DATA TO PROCESS
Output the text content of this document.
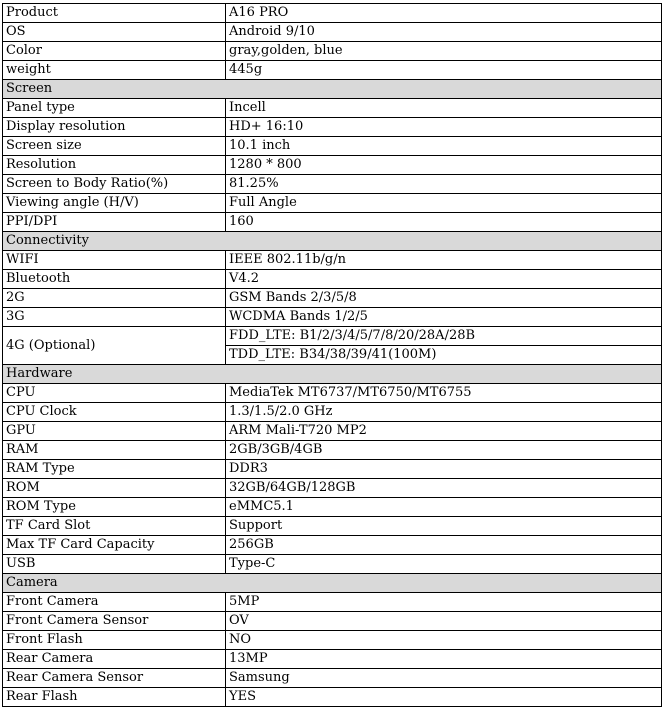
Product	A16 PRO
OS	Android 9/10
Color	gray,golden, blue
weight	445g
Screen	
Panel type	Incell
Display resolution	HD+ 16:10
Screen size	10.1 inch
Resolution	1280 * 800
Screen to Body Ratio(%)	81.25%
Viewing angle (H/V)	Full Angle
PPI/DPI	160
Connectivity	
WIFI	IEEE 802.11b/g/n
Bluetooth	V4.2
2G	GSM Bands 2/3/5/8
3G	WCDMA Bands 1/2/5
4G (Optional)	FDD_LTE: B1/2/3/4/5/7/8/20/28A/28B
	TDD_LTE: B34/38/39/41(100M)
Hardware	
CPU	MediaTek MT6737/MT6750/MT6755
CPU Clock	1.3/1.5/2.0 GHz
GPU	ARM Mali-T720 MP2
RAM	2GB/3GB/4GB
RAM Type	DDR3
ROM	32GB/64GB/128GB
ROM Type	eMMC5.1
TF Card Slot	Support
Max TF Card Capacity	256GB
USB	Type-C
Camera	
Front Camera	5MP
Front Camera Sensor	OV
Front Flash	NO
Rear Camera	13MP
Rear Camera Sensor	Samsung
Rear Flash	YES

==

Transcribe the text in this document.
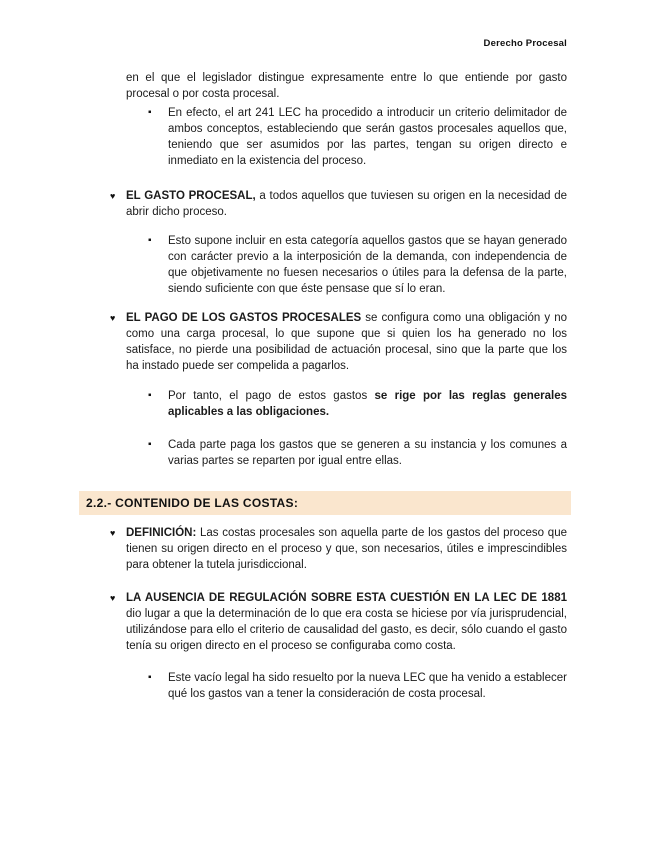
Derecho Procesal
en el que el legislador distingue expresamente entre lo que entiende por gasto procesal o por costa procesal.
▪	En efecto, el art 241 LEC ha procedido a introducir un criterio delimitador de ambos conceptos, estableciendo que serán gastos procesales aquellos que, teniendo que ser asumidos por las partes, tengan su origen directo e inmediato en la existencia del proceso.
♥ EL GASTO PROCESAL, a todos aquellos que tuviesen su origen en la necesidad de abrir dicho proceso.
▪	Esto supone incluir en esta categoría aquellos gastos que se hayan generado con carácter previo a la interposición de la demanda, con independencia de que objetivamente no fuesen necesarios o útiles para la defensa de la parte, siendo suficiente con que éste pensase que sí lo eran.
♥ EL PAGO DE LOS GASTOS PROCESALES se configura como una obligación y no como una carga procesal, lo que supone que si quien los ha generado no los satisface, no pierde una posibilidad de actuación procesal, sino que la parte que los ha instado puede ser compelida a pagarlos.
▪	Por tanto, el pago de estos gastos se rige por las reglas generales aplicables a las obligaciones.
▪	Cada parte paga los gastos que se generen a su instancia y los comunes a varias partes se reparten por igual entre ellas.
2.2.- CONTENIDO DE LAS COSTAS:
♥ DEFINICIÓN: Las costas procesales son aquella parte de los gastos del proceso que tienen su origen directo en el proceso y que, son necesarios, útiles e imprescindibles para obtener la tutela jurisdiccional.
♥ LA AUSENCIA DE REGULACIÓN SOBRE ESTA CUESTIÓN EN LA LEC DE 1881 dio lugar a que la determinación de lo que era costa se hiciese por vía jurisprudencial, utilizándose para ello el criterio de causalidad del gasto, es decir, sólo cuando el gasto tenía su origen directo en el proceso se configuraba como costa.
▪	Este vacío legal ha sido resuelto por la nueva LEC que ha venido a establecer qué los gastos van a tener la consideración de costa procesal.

WORK TO COMPLETE
How many lines in the records hold the string "origen"? Reply with the number alone.

CORRECT ANSWER
4